*Page text*.
It’s difficult to know what Trump will do about monetary policy, or any other issue for that matter. Lars Christensen has suggested that inflation expectations are rising due to the perception that Trump will do massive infrastructure spending. (And a follow-up post here.)
I don’t know whether a Republican Congress would approve a massive increase in government spending, although it’s certainly possible. (When have political parties ever stuck to their principles?) But even if they do, I would not expect any significant increase in inflation—beyond what the market already expects. (A tiny increase is possible.) The reason is simple—the Fed is committed to a 2% inflation target, and there are no signs that they are about to back off.
In fact, there is a widespread expectation that the Fed will raise rates by 0.25% in December, precisely for the purpose of keeping their inflation forecast for 2018 close to 2%. If Trump gets an infrastructure plan approved, it will boost real interest rates by a few basis points—nothing dramatic—but that won’t have any significant impact on inflation expectations. As long as they target inflation at 2%, demand-side fiscal policy is a nonstarter.

*Task set*.
a - Copy out the records word for word, from the start of the records through the line containing "day-info: and 4", including that line.
b - Extend the text on Trump, infrastructure spending, and the Fed's inflation target, continuing from where it stops.

*Data to process*.
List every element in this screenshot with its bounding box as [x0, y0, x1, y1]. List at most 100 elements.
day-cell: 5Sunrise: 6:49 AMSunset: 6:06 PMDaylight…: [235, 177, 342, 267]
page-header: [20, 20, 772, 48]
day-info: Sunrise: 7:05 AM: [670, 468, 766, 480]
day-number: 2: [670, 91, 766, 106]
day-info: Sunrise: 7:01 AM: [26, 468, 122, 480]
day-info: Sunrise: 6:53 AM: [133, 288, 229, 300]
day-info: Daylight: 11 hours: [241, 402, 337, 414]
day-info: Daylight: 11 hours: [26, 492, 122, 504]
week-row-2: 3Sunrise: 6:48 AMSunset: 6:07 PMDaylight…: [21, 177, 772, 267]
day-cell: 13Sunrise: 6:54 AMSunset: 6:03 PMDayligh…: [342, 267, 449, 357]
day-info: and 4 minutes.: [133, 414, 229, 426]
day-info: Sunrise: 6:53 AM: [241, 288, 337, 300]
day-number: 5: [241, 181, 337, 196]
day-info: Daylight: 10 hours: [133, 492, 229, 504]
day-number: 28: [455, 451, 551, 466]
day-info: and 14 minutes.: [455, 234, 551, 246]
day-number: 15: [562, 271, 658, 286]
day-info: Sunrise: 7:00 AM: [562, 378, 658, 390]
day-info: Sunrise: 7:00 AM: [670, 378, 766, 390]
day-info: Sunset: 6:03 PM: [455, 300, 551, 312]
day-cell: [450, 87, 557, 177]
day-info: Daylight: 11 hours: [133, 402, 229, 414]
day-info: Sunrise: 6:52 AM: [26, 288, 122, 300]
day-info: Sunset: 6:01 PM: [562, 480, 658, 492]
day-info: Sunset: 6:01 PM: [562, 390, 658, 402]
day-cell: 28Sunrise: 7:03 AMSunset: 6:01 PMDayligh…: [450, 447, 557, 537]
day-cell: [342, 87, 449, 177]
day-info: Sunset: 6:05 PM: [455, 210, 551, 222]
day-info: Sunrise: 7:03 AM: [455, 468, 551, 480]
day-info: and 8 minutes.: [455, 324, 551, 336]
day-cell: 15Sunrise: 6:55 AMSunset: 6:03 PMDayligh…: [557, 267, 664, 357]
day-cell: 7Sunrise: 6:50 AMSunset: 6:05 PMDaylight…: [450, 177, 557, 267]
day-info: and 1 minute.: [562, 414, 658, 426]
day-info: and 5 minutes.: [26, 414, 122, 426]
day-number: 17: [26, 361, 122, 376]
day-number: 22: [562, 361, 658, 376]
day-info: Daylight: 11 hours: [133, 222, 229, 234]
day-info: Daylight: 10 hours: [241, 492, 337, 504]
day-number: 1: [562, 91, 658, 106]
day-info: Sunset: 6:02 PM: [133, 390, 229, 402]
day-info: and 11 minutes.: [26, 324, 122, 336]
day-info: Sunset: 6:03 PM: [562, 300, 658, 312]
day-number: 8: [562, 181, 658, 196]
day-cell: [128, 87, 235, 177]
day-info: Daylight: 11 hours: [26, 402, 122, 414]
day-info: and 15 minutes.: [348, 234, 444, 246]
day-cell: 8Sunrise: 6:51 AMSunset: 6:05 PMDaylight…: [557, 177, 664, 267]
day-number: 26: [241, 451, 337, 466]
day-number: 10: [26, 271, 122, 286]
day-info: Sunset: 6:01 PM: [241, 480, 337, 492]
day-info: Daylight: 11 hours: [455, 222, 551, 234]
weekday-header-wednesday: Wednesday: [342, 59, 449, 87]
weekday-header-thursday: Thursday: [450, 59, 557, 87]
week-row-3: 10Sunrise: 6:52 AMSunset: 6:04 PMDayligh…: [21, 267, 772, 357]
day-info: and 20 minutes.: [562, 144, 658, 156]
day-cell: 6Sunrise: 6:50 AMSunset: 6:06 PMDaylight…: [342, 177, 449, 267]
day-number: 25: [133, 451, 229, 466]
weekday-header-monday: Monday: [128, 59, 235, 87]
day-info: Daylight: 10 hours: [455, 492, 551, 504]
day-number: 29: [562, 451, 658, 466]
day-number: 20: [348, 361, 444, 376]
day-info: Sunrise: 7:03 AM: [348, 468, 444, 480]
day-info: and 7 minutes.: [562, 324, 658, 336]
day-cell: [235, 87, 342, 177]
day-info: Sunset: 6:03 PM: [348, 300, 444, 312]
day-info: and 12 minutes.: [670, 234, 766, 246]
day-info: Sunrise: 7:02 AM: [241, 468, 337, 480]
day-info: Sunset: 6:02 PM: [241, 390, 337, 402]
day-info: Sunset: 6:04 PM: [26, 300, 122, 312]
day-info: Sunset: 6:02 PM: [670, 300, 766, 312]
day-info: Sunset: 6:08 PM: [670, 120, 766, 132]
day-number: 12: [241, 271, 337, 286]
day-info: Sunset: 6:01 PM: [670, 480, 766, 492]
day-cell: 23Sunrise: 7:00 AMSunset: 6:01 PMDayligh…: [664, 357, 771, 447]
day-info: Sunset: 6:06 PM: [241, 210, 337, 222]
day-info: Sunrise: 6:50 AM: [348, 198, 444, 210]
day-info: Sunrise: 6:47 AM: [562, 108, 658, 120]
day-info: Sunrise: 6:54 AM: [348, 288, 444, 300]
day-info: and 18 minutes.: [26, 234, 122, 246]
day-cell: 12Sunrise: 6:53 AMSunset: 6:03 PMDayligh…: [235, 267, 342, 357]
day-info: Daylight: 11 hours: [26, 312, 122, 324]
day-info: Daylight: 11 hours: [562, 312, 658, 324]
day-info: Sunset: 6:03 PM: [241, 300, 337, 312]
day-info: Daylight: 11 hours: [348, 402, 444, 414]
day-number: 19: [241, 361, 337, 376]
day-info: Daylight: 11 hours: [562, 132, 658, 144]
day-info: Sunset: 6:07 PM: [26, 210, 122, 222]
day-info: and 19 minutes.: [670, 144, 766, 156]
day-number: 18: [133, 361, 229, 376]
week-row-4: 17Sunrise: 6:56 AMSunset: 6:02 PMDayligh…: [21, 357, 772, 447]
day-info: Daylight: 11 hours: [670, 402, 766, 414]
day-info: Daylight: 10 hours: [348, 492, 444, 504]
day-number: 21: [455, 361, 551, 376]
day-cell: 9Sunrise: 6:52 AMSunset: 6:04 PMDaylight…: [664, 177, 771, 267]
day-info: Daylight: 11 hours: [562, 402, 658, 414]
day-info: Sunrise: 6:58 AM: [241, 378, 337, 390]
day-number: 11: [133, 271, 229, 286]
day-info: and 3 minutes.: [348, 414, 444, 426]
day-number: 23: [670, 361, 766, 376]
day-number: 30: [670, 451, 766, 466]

*Responses by task*.
a -
List every element in this screenshot with its bounding box as [x0, y0, x1, y1]. List at most 100 elements.
day-cell: 5Sunrise: 6:49 AMSunset: 6:06 PMDaylight…: [235, 177, 342, 267]
page-header: [20, 20, 772, 48]
day-info: Sunrise: 7:05 AM: [670, 468, 766, 480]
day-number: 2: [670, 91, 766, 106]
day-info: Sunrise: 7:01 AM: [26, 468, 122, 480]
day-info: Sunrise: 6:53 AM: [133, 288, 229, 300]
day-info: Daylight: 11 hours: [241, 402, 337, 414]
day-info: Daylight: 11 hours: [26, 492, 122, 504]
week-row-2: 3Sunrise: 6:48 AMSunset: 6:07 PMDaylight…: [21, 177, 772, 267]
day-cell: 13Sunrise: 6:54 AMSunset: 6:03 PMDayligh…: [342, 267, 449, 357]
day-info: and 4 minutes.: [133, 414, 229, 426]

b -
In my view, a better argument is that the possibility of tax reform and deregulation is boosting RGDP growth forecasts slightly, and that this is raising longer-term real interest rates.
Some commenters ask me whether Trump would favor NGDP targeting. I have no idea, and don’t really think the question is very interesting. In our system, the President does not choose a specific inflation target. Instead, Congress gives the Fed a rather vague mandate (stable prices and high employment, etc.) and the Fed decides how to implement the policy.
Over time, the Fed’s actions have tended to reflect the consensus view of macroeconomists. You don’t change policy by changing a President; you do so by changing the views of economists. The number of distinguished economists who favor NGDP targeting is gradually rising, but we are still a few years (or even decades) away from an actual policy change. Trump is a side issue in the monetary realm—we should focus our attention on how he feels about trade, regulation, immigration, taxes, foreign policy, etc.
READER COMMENTS
Justin
Nov 10 2016 at 5:55pm
–“Some commenters ask me whether Trump would favor NGDP targeting. I have no idea, and don’t really think the question is very interesting. In our system, the President does not choose a specific inflation target. Instead, Congress gives the Fed a rather vague mandate (stable prices and high employment, etc.) and the Fed decides how to implement the policy.”–
Trump might be the exception to the rule as far as the Presidential impact on Fed policy goes. I don’t see him as being above threatening the Fed’s independence or promoting things like an audit to get his way.
If Trump can be convinced of the merits of NGDP targeting (and America’s track record of a recession every 10 years or less might well make it something he’d at least consider), maybe he could persuade the Fed to adopt it.
Julien Couvreur
Nov 10 2016 at 6:55pm
What do you mean “what Trump will do about monetary policy”?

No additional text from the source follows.